** Stated goal **
Keep the wording of each record exactly the same when you repeat it, and leave out pictures.

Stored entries
--------------------
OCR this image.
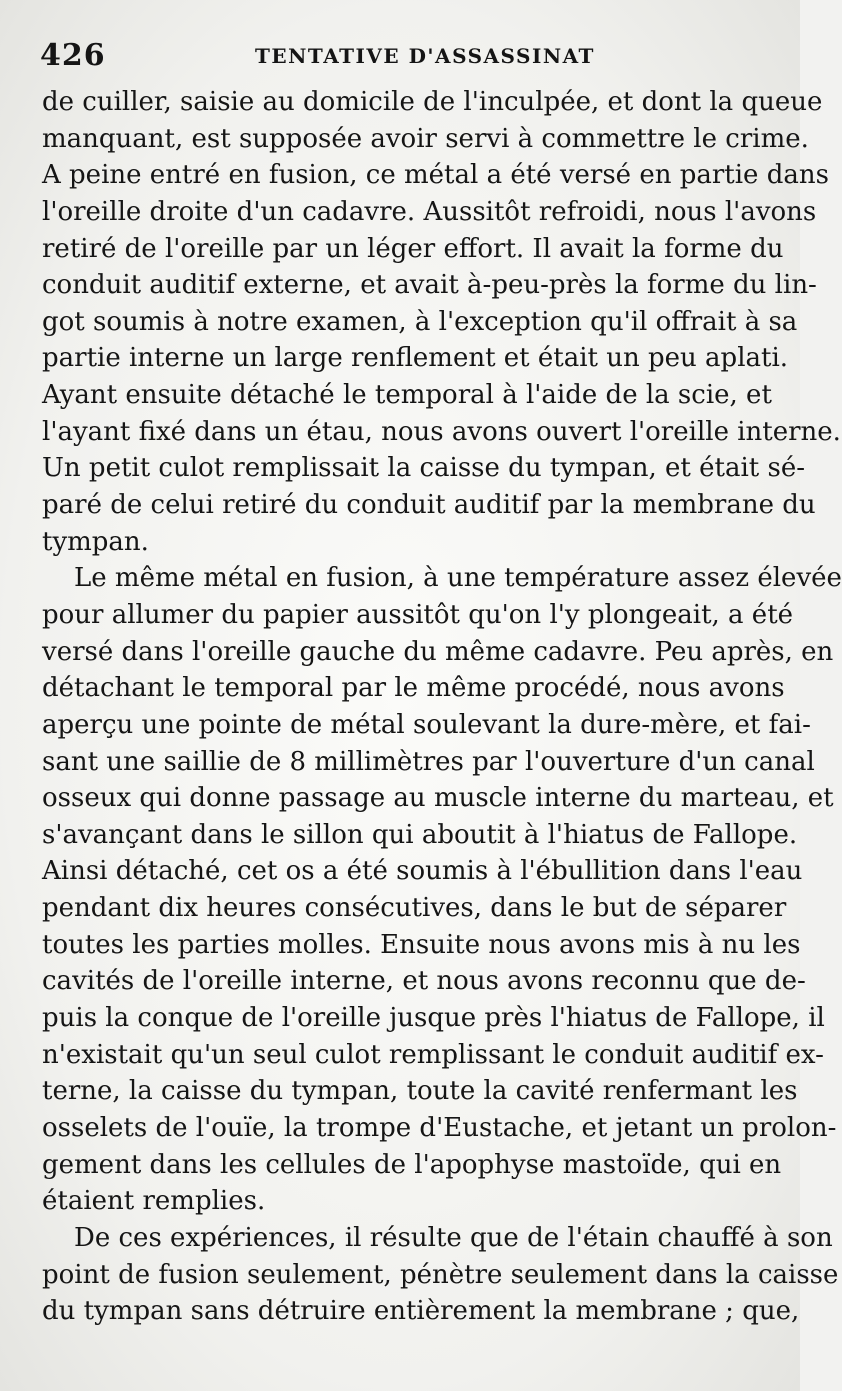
426	TENTATIVE D'ASSASSINAT
de cuiller, saisie au domicile de l'inculpée, et dont la queue
manquant, est supposée avoir servi à commettre le crime.
A peine entré en fusion, ce métal a été versé en partie dans
l'oreille droite d'un cadavre. Aussitôt refroidi, nous l'avons
retiré de l'oreille par un léger effort. Il avait la forme du
conduit auditif externe, et avait à-peu-près la forme du lin-
got soumis à notre examen, à l'exception qu'il offrait à sa
partie interne un large renflement et était un peu aplati.
Ayant ensuite détaché le temporal à l'aide de la scie, et
l'ayant fixé dans un étau, nous avons ouvert l'oreille interne.
Un petit culot remplissait la caisse du tympan, et était sé-
paré de celui retiré du conduit auditif par la membrane du
tympan.
Le même métal en fusion, à une température assez élevée
pour allumer du papier aussitôt qu'on l'y plongeait, a été
versé dans l'oreille gauche du même cadavre. Peu après, en
détachant le temporal par le même procédé, nous avons
aperçu une pointe de métal soulevant la dure-mère, et fai-
sant une saillie de 8 millimètres par l'ouverture d'un canal
osseux qui donne passage au muscle interne du marteau, et
s'avançant dans le sillon qui aboutit à l'hiatus de Fallope.
Ainsi détaché, cet os a été soumis à l'ébullition dans l'eau
pendant dix heures consécutives, dans le but de séparer
toutes les parties molles. Ensuite nous avons mis à nu les
cavités de l'oreille interne, et nous avons reconnu que de-
puis la conque de l'oreille jusque près l'hiatus de Fallope, il
n'existait qu'un seul culot remplissant le conduit auditif ex-
terne, la caisse du tympan, toute la cavité renfermant les
osselets de l'ouïe, la trompe d'Eustache, et jetant un prolon-
gement dans les cellules de l'apophyse mastoïde, qui en
étaient remplies.
De ces expériences, il résulte que de l'étain chauffé à son
point de fusion seulement, pénètre seulement dans la caisse
du tympan sans détruire entièrement la membrane ; que,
--------------------
** Answer in full **
OCR this image.
426	TENTATIVE D'ASSASSINAT
de cuiller, saisie au domicile de l'inculpée, et dont la queue
manquant, est supposée avoir servi à commettre le crime.
A peine entré en fusion, ce métal a été versé en partie dans
l'oreille droite d'un cadavre. Aussitôt refroidi, nous l'avons
retiré de l'oreille par un léger effort. Il avait la forme du
conduit auditif externe, et avait à-peu-près la forme du lin-
got soumis à notre examen, à l'exception qu'il offrait à sa
partie interne un large renflement et était un peu aplati.
Ayant ensuite détaché le temporal à l'aide de la scie, et
l'ayant fixé dans un étau, nous avons ouvert l'oreille interne.
Un petit culot remplissait la caisse du tympan, et était sé-
paré de celui retiré du conduit auditif par la membrane du
tympan.
Le même métal en fusion, à une température assez élevée
pour allumer du papier aussitôt qu'on l'y plongeait, a été
versé dans l'oreille gauche du même cadavre. Peu après, en
détachant le temporal par le même procédé, nous avons
aperçu une pointe de métal soulevant la dure-mère, et fai-
sant une saillie de 8 millimètres par l'ouverture d'un canal
osseux qui donne passage au muscle interne du marteau, et
s'avançant dans le sillon qui aboutit à l'hiatus de Fallope.
Ainsi détaché, cet os a été soumis à l'ébullition dans l'eau
pendant dix heures consécutives, dans le but de séparer
toutes les parties molles. Ensuite nous avons mis à nu les
cavités de l'oreille interne, et nous avons reconnu que de-
puis la conque de l'oreille jusque près l'hiatus de Fallope, il
n'existait qu'un seul culot remplissant le conduit auditif ex-
terne, la caisse du tympan, toute la cavité renfermant les
osselets de l'ouïe, la trompe d'Eustache, et jetant un prolon-
gement dans les cellules de l'apophyse mastoïde, qui en
étaient remplies.
De ces expériences, il résulte que de l'étain chauffé à son
point de fusion seulement, pénètre seulement dans la caisse
du tympan sans détruire entièrement la membrane ; que,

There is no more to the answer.